** START SOURCE DATA **
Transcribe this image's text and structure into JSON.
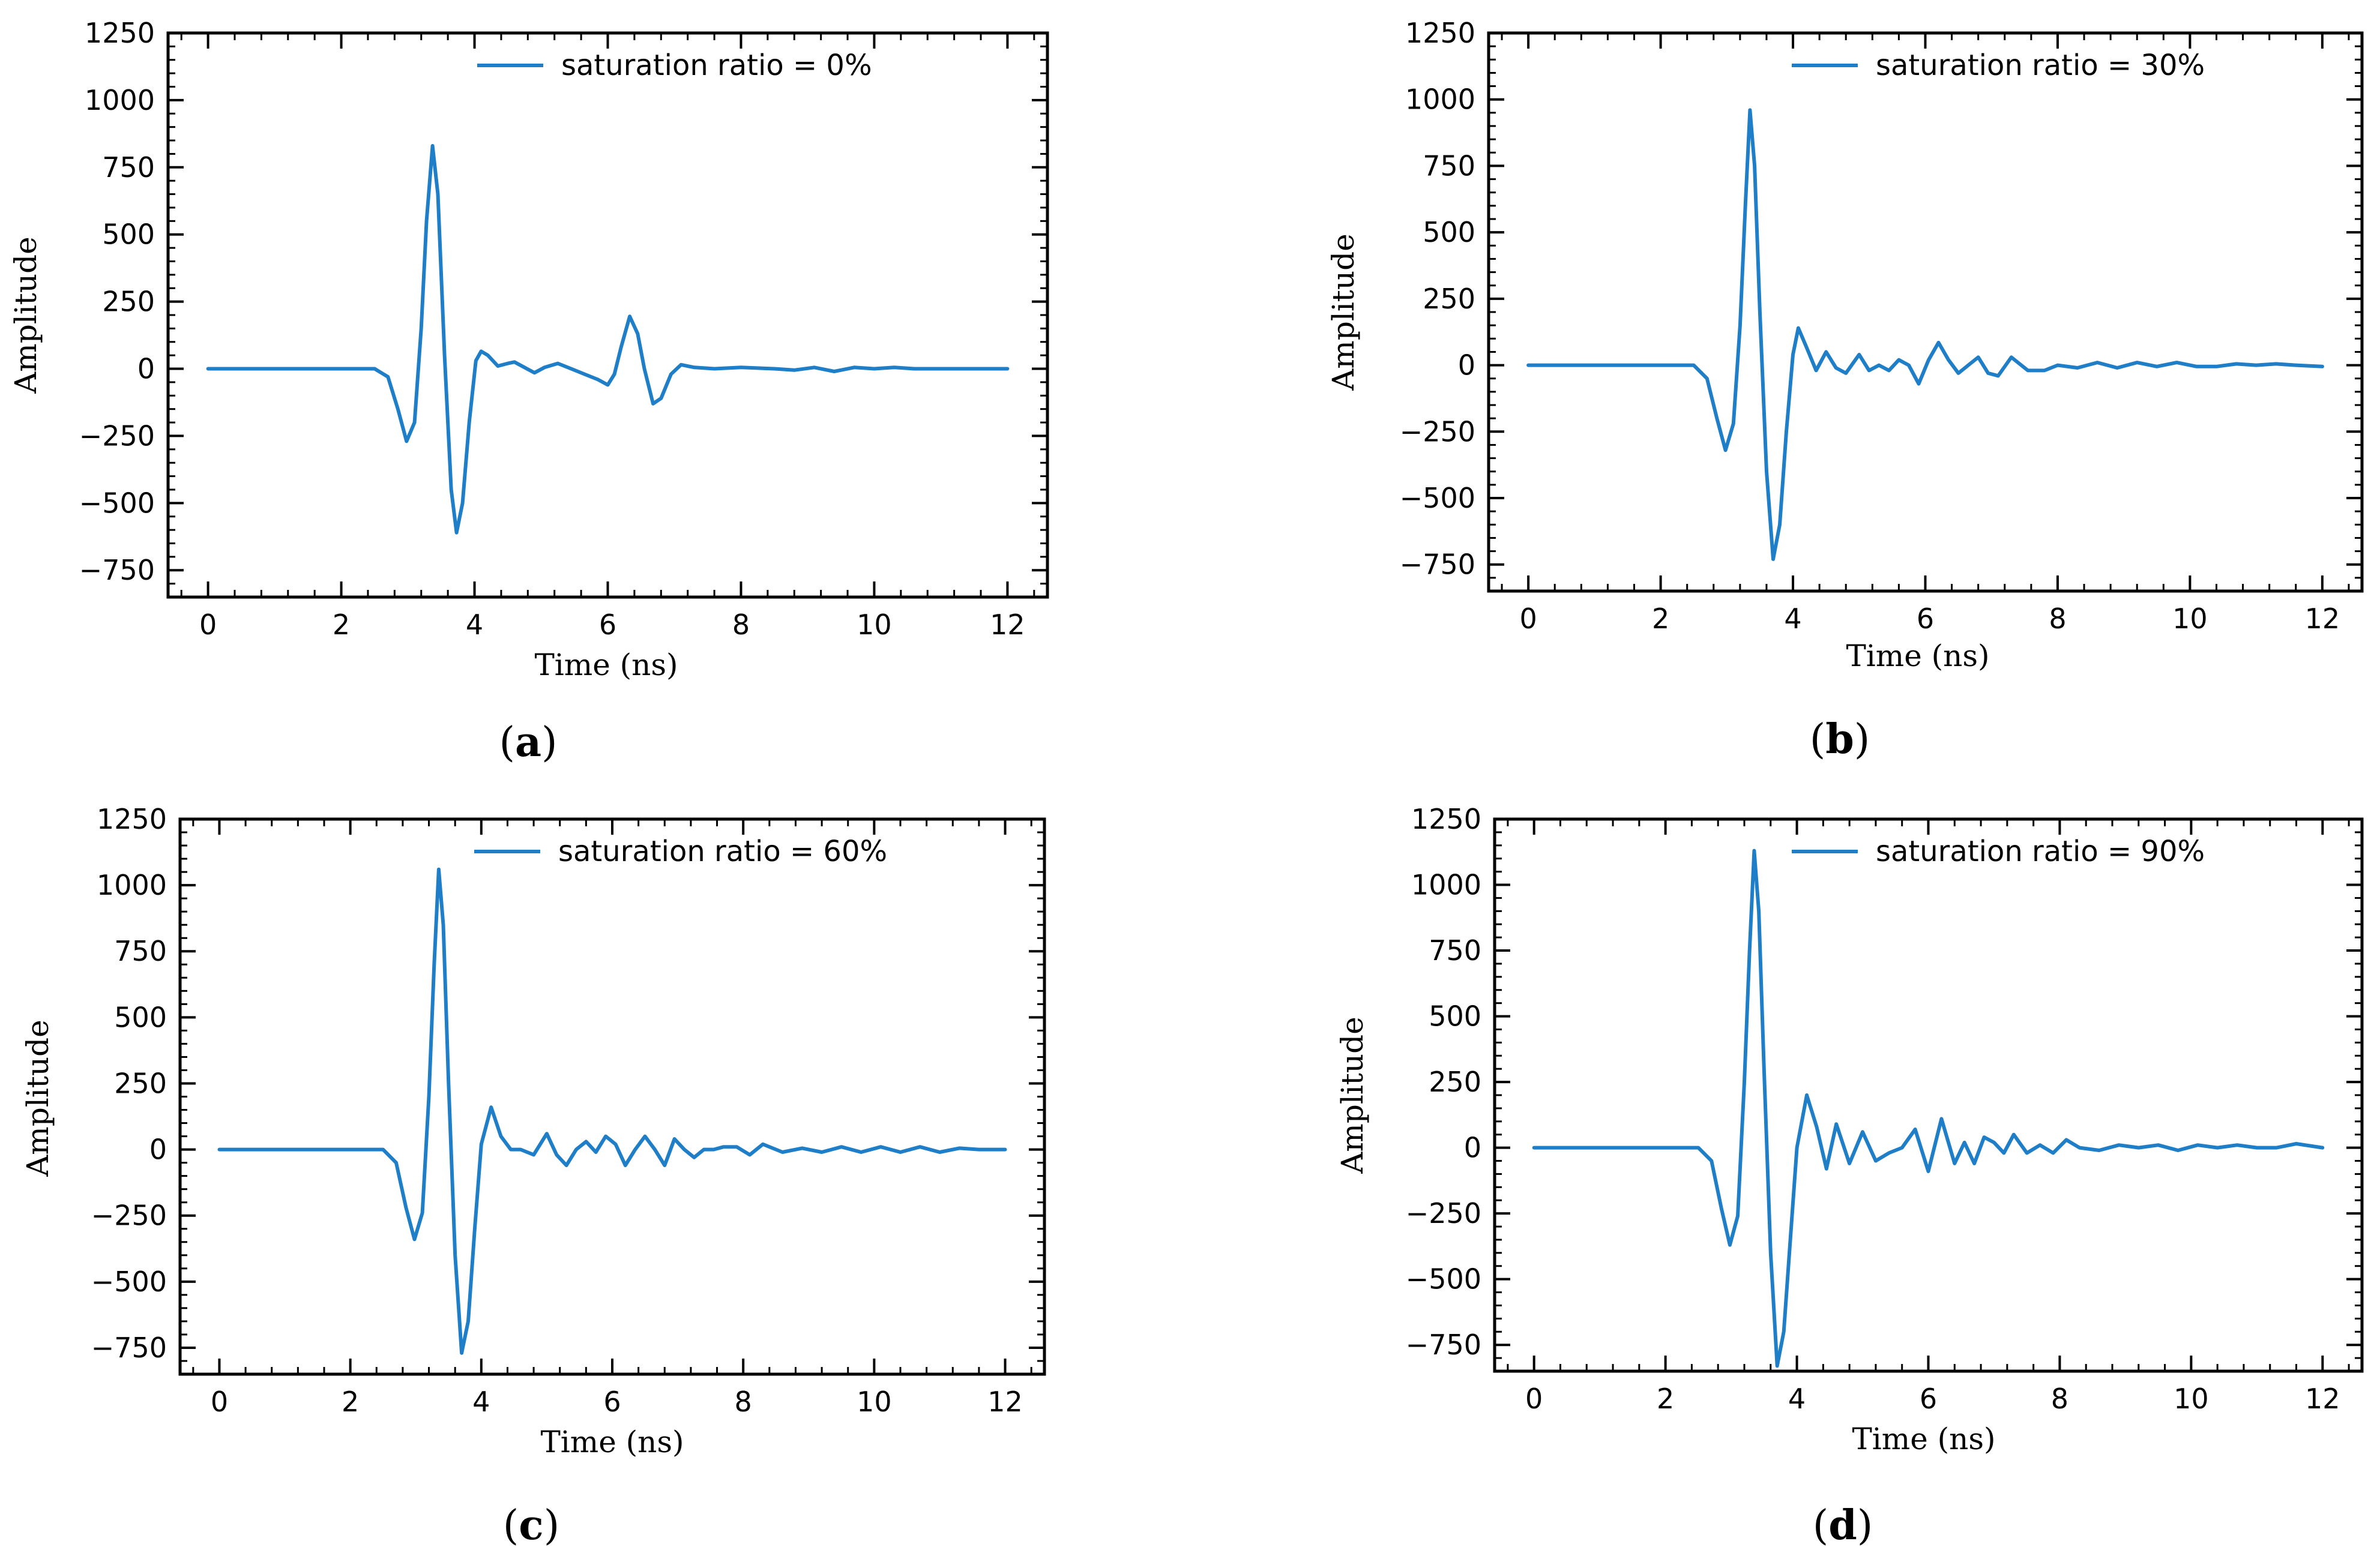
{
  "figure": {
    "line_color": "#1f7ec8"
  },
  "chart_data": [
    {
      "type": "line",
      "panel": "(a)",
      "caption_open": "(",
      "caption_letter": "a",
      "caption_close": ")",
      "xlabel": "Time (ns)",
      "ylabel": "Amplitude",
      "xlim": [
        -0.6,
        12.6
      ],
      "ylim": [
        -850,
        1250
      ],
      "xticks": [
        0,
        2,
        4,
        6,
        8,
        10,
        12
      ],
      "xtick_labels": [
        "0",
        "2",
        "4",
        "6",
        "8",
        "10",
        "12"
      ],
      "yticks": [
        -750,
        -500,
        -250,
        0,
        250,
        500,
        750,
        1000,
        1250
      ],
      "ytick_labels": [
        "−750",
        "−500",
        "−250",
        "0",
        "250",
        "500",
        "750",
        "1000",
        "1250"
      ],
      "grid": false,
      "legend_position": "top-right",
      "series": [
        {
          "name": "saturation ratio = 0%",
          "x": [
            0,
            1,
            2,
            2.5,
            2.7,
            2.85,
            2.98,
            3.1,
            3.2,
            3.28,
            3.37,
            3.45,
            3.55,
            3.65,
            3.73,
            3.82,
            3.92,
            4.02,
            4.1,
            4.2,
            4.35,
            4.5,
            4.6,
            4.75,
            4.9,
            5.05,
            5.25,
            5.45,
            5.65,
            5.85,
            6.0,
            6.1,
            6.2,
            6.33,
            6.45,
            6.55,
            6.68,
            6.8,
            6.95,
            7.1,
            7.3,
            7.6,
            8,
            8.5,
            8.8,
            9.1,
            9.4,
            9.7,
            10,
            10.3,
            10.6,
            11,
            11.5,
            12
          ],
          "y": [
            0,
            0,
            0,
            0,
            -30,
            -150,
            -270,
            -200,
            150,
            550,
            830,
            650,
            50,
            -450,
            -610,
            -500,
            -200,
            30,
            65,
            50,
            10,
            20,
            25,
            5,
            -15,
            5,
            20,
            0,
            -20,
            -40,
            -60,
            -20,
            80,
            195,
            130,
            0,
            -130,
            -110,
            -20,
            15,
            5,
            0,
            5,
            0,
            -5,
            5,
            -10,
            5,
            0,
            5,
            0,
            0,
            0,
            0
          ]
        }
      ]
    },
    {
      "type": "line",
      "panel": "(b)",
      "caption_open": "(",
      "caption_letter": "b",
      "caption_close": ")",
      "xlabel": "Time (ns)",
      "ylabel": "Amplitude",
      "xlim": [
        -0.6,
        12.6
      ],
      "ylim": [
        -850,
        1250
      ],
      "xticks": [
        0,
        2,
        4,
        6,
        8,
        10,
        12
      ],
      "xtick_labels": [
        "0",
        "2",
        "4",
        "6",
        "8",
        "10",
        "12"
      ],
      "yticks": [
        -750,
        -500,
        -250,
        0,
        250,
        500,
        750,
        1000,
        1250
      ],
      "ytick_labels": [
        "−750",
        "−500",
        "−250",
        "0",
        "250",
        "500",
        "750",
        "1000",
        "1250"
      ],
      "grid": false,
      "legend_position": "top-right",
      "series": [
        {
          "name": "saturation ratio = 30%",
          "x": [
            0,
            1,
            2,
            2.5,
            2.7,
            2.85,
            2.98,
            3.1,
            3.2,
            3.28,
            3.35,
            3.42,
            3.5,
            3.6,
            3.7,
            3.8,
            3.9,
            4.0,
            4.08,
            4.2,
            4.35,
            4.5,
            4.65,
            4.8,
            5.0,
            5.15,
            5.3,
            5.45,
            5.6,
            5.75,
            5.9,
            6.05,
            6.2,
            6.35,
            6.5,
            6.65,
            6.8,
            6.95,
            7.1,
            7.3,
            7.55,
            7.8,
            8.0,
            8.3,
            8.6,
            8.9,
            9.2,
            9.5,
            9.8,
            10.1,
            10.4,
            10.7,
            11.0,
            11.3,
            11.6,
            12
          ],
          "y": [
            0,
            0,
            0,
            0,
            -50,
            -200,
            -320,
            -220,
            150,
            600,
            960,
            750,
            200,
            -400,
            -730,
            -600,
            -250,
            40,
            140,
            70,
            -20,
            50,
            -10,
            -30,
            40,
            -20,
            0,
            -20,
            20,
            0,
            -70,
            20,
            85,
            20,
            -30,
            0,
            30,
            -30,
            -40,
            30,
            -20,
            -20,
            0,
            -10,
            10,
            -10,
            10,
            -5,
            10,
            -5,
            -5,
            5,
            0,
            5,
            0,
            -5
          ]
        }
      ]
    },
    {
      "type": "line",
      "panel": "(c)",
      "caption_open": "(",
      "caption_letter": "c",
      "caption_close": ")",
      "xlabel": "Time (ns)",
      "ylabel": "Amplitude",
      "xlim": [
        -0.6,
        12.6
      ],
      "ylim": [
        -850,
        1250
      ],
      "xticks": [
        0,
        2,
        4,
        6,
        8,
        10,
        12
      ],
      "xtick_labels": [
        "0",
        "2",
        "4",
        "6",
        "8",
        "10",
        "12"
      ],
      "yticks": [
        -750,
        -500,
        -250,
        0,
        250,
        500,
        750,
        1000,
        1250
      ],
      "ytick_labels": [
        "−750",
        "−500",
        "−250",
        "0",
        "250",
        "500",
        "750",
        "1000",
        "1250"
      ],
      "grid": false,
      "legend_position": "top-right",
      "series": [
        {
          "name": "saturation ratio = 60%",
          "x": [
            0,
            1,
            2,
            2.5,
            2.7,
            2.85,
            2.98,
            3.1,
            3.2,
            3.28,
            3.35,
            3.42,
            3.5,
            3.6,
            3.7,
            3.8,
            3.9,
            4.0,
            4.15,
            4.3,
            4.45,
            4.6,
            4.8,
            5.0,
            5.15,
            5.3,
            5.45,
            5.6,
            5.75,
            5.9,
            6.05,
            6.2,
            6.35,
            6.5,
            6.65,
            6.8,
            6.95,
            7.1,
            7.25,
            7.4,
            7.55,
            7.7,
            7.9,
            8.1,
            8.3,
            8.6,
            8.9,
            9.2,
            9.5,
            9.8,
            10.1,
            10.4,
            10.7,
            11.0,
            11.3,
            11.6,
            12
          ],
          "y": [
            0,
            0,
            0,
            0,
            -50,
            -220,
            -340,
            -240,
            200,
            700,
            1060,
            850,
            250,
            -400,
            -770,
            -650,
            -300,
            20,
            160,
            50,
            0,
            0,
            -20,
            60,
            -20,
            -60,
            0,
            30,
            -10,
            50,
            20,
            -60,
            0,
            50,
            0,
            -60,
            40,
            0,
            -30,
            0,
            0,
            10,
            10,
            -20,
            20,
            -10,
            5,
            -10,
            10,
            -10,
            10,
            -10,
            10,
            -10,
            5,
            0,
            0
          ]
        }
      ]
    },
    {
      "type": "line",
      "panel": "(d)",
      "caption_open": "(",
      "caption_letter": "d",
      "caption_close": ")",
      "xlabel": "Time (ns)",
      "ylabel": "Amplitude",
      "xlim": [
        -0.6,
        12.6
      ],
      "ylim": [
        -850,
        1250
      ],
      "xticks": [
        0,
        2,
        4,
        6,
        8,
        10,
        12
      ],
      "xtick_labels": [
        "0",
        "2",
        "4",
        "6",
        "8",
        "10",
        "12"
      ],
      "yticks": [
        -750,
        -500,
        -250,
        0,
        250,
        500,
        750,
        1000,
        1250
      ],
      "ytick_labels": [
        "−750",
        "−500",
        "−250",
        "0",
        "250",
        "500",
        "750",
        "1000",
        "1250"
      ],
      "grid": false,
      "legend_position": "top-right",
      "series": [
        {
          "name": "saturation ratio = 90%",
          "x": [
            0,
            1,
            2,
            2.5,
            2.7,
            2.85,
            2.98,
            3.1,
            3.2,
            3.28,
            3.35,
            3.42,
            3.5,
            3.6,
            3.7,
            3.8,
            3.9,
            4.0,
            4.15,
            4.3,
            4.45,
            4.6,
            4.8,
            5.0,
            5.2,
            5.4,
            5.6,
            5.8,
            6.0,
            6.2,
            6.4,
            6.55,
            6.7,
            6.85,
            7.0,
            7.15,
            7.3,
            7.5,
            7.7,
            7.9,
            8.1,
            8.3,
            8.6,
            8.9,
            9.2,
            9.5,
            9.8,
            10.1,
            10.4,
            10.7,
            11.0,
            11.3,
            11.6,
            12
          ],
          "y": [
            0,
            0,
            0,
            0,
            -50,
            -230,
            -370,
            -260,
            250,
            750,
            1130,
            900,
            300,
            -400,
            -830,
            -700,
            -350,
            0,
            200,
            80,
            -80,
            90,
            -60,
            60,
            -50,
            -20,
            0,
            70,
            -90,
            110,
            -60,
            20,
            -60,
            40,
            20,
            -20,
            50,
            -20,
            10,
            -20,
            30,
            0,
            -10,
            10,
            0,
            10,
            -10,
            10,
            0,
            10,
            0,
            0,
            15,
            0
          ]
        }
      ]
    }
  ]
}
** END SOURCE DATA **
● WRITTEN PROBLEM:
Write out every line of the entries that holds the word "name".

● WRITTEN RESPONSE:
          "name": "saturation ratio = 0%",
          "name": "saturation ratio = 30%",
          "name": "saturation ratio = 60%",
          "name": "saturation ratio = 90%",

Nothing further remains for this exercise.